- Given entries
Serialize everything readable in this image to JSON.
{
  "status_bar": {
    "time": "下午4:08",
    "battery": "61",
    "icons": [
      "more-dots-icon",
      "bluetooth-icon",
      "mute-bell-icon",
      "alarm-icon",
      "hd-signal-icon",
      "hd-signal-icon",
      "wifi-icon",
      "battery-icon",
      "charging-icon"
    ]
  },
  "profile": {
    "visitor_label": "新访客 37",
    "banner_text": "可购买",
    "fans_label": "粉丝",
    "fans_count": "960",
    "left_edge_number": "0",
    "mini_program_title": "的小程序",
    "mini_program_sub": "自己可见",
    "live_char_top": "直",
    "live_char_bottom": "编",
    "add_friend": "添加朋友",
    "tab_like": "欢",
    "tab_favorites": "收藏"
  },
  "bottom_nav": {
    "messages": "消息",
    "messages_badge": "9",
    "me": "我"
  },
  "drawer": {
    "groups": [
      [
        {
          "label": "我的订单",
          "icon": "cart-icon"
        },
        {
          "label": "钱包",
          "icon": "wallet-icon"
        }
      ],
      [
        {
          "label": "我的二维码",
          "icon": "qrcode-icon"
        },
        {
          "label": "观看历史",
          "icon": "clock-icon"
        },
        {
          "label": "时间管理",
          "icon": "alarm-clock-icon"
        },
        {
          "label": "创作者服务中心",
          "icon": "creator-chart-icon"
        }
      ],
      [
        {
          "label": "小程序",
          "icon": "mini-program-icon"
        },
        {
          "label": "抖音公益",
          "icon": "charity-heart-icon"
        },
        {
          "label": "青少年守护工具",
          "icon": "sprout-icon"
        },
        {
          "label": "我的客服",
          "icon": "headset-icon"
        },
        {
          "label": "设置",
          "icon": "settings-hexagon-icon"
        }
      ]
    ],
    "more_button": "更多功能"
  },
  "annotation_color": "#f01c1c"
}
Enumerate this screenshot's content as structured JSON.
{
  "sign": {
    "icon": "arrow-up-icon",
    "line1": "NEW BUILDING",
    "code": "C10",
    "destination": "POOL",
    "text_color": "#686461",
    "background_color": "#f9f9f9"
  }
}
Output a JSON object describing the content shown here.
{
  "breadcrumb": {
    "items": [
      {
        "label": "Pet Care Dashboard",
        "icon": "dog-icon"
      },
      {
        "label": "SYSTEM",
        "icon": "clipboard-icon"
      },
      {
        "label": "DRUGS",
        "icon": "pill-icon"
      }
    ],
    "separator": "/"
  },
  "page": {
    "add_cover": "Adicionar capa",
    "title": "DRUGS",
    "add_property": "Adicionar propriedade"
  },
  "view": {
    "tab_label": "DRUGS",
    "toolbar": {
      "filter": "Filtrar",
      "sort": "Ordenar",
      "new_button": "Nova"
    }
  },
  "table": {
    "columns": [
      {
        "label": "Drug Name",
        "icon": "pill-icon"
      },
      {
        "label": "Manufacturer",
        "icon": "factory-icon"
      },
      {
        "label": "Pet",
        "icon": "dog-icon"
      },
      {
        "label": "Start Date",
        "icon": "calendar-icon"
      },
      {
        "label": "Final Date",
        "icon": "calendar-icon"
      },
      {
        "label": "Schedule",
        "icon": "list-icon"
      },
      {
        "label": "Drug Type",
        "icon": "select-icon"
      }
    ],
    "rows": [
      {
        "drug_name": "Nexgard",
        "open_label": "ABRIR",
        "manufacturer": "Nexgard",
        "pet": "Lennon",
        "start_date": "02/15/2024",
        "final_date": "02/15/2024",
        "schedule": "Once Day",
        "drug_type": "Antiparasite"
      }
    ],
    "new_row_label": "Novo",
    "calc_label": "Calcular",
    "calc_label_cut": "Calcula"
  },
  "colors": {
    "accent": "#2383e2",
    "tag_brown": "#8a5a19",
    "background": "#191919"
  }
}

- Job
Return each line of the records above exactly as it reads.

- Response
Serialize everything readable in this image to JSON.
{
  "status_bar": {
    "time": "下午4:08",
    "battery": "61",
    "icons": [
      "more-dots-icon",
      "bluetooth-icon",
      "mute-bell-icon",
      "alarm-icon",
      "hd-signal-icon",
      "hd-signal-icon",
      "wifi-icon",
      "battery-icon",
      "charging-icon"
    ]
  },
  "profile": {
    "visitor_label": "新访客 37",
    "banner_text": "可购买",
    "fans_label": "粉丝",
    "fans_count": "960",
    "left_edge_number": "0",
    "mini_program_title": "的小程序",
    "mini_program_sub": "自己可见",
    "live_char_top": "直",
    "live_char_bottom": "编",
    "add_friend": "添加朋友",
    "tab_like": "欢",
    "tab_favorites": "收藏"
  },
  "bottom_nav": {
    "messages": "消息",
    "messages_badge": "9",
    "me": "我"
  },
  "drawer": {
    "groups": [
      [
        {
          "label": "我的订单",
          "icon": "cart-icon"
        },
        {
          "label": "钱包",
          "icon": "wallet-icon"
        }
      ],
      [
        {
          "label": "我的二维码",
          "icon": "qrcode-icon"
        },
        {
          "label": "观看历史",
          "icon": "clock-icon"
        },
        {
          "label": "时间管理",
          "icon": "alarm-clock-icon"
        },
        {
          "label": "创作者服务中心",
          "icon": "creator-chart-icon"
        }
      ],
      [
        {
          "label": "小程序",
          "icon": "mini-program-icon"
        },
        {
          "label": "抖音公益",
          "icon": "charity-heart-icon"
        },
        {
          "label": "青少年守护工具",
          "icon": "sprout-icon"
        },
        {
          "label": "我的客服",
          "icon": "headset-icon"
        },
        {
          "label": "设置",
          "icon": "settings-hexagon-icon"
        }
      ]
    ],
    "more_button": "更多功能"
  },
  "annotation_color": "#f01c1c"
}
Enumerate this screenshot's content as structured JSON.
{
  "sign": {
    "icon": "arrow-up-icon",
    "line1": "NEW BUILDING",
    "code": "C10",
    "destination": "POOL",
    "text_color": "#686461",
    "background_color": "#f9f9f9"
  }
}
Output a JSON object describing the content shown here.
{
  "breadcrumb": {
    "items": [
      {
        "label": "Pet Care Dashboard",
        "icon": "dog-icon"
      },
      {
        "label": "SYSTEM",
        "icon": "clipboard-icon"
      },
      {
        "label": "DRUGS",
        "icon": "pill-icon"
      }
    ],
    "separator": "/"
  },
  "page": {
    "add_cover": "Adicionar capa",
    "title": "DRUGS",
    "add_property": "Adicionar propriedade"
  },
  "view": {
    "tab_label": "DRUGS",
    "toolbar": {
      "filter": "Filtrar",
      "sort": "Ordenar",
      "new_button": "Nova"
    }
  },
  "table": {
    "columns": [
      {
        "label": "Drug Name",
        "icon": "pill-icon"
      },
      {
        "label": "Manufacturer",
        "icon": "factory-icon"
      },
      {
        "label": "Pet",
        "icon": "dog-icon"
      },
      {
        "label": "Start Date",
        "icon": "calendar-icon"
      },
      {
        "label": "Final Date",
        "icon": "calendar-icon"
      },
      {
        "label": "Schedule",
        "icon": "list-icon"
      },
      {
        "label": "Drug Type",
        "icon": "select-icon"
      }
    ],
    "rows": [
      {
        "drug_name": "Nexgard",
        "open_label": "ABRIR",
        "manufacturer": "Nexgard",
        "pet": "Lennon",
        "start_date": "02/15/2024",
        "final_date": "02/15/2024",
        "schedule": "Once Day",
        "drug_type": "Antiparasite"
      }
    ],
    "new_row_label": "Novo",
    "calc_label": "Calcular",
    "calc_label_cut": "Calcula"
  },
  "colors": {
    "accent": "#2383e2",
    "tag_brown": "#8a5a19",
    "background": "#191919"
  }
}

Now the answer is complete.